• What you will do
Restate the full set of records exactly, without adding or dropping a word.

— start Dataset —

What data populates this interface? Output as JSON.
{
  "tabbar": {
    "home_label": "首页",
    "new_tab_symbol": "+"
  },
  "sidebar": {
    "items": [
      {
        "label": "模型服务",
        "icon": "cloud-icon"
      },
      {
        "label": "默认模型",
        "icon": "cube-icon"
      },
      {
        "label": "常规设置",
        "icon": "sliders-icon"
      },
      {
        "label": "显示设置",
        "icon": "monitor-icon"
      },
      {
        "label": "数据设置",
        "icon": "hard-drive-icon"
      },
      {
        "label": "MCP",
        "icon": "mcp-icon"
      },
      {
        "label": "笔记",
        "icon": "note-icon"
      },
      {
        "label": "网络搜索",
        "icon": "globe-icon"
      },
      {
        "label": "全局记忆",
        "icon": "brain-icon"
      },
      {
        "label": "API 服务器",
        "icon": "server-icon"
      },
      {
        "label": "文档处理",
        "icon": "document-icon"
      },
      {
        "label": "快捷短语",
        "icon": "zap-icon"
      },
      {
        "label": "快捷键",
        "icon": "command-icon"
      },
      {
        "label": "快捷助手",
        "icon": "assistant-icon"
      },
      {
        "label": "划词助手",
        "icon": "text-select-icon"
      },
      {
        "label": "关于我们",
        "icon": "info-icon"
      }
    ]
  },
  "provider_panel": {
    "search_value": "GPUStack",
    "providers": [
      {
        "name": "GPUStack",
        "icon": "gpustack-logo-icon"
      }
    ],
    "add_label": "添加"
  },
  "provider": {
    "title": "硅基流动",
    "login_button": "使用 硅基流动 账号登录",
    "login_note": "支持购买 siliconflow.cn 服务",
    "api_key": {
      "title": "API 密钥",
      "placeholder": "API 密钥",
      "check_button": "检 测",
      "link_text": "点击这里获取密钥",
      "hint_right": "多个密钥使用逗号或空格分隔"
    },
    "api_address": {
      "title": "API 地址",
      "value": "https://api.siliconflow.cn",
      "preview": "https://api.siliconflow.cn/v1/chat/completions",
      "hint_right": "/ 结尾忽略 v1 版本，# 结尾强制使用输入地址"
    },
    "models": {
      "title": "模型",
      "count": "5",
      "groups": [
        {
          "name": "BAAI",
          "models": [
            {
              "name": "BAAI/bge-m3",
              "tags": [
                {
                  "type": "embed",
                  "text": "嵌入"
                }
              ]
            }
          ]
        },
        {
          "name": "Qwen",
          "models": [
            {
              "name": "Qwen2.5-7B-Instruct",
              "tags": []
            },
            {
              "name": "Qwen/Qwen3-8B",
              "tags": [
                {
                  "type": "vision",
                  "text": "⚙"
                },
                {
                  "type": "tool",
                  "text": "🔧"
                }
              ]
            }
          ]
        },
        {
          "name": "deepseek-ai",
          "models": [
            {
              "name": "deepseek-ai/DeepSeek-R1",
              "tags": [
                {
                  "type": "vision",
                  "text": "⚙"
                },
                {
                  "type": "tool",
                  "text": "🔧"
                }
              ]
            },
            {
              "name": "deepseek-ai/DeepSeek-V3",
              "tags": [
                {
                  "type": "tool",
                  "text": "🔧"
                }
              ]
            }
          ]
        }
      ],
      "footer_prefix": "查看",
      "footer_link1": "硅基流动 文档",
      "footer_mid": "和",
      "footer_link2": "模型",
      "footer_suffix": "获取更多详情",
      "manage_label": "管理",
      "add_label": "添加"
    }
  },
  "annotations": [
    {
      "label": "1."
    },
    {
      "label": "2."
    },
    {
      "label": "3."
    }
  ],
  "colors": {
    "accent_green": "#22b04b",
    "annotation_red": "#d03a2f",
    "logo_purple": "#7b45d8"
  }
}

— end Dataset —

• Response to this task
What data populates this interface? Output as JSON.
{
  "tabbar": {
    "home_label": "首页",
    "new_tab_symbol": "+"
  },
  "sidebar": {
    "items": [
      {
        "label": "模型服务",
        "icon": "cloud-icon"
      },
      {
        "label": "默认模型",
        "icon": "cube-icon"
      },
      {
        "label": "常规设置",
        "icon": "sliders-icon"
      },
      {
        "label": "显示设置",
        "icon": "monitor-icon"
      },
      {
        "label": "数据设置",
        "icon": "hard-drive-icon"
      },
      {
        "label": "MCP",
        "icon": "mcp-icon"
      },
      {
        "label": "笔记",
        "icon": "note-icon"
      },
      {
        "label": "网络搜索",
        "icon": "globe-icon"
      },
      {
        "label": "全局记忆",
        "icon": "brain-icon"
      },
      {
        "label": "API 服务器",
        "icon": "server-icon"
      },
      {
        "label": "文档处理",
        "icon": "document-icon"
      },
      {
        "label": "快捷短语",
        "icon": "zap-icon"
      },
      {
        "label": "快捷键",
        "icon": "command-icon"
      },
      {
        "label": "快捷助手",
        "icon": "assistant-icon"
      },
      {
        "label": "划词助手",
        "icon": "text-select-icon"
      },
      {
        "label": "关于我们",
        "icon": "info-icon"
      }
    ]
  },
  "provider_panel": {
    "search_value": "GPUStack",
    "providers": [
      {
        "name": "GPUStack",
        "icon": "gpustack-logo-icon"
      }
    ],
    "add_label": "添加"
  },
  "provider": {
    "title": "硅基流动",
    "login_button": "使用 硅基流动 账号登录",
    "login_note": "支持购买 siliconflow.cn 服务",
    "api_key": {
      "title": "API 密钥",
      "placeholder": "API 密钥",
      "check_button": "检 测",
      "link_text": "点击这里获取密钥",
      "hint_right": "多个密钥使用逗号或空格分隔"
    },
    "api_address": {
      "title": "API 地址",
      "value": "https://api.siliconflow.cn",
      "preview": "https://api.siliconflow.cn/v1/chat/completions",
      "hint_right": "/ 结尾忽略 v1 版本，# 结尾强制使用输入地址"
    },
    "models": {
      "title": "模型",
      "count": "5",
      "groups": [
        {
          "name": "BAAI",
          "models": [
            {
              "name": "BAAI/bge-m3",
              "tags": [
                {
                  "type": "embed",
                  "text": "嵌入"
                }
              ]
            }
          ]
        },
        {
          "name": "Qwen",
          "models": [
            {
              "name": "Qwen2.5-7B-Instruct",
              "tags": []
            },
            {
              "name": "Qwen/Qwen3-8B",
              "tags": [
                {
                  "type": "vision",
                  "text": "⚙"
                },
                {
                  "type": "tool",
                  "text": "🔧"
                }
              ]
            }
          ]
        },
        {
          "name": "deepseek-ai",
          "models": [
            {
              "name": "deepseek-ai/DeepSeek-R1",
              "tags": [
                {
                  "type": "vision",
                  "text": "⚙"
                },
                {
                  "type": "tool",
                  "text": "🔧"
                }
              ]
            },
            {
              "name": "deepseek-ai/DeepSeek-V3",
              "tags": [
                {
                  "type": "tool",
                  "text": "🔧"
                }
              ]
            }
          ]
        }
      ],
      "footer_prefix": "查看",
      "footer_link1": "硅基流动 文档",
      "footer_mid": "和",
      "footer_link2": "模型",
      "footer_suffix": "获取更多详情",
      "manage_label": "管理",
      "add_label": "添加"
    }
  },
  "annotations": [
    {
      "label": "1."
    },
    {
      "label": "2."
    },
    {
      "label": "3."
    }
  ],
  "colors": {
    "accent_green": "#22b04b",
    "annotation_red": "#d03a2f",
    "logo_purple": "#7b45d8"
  }
}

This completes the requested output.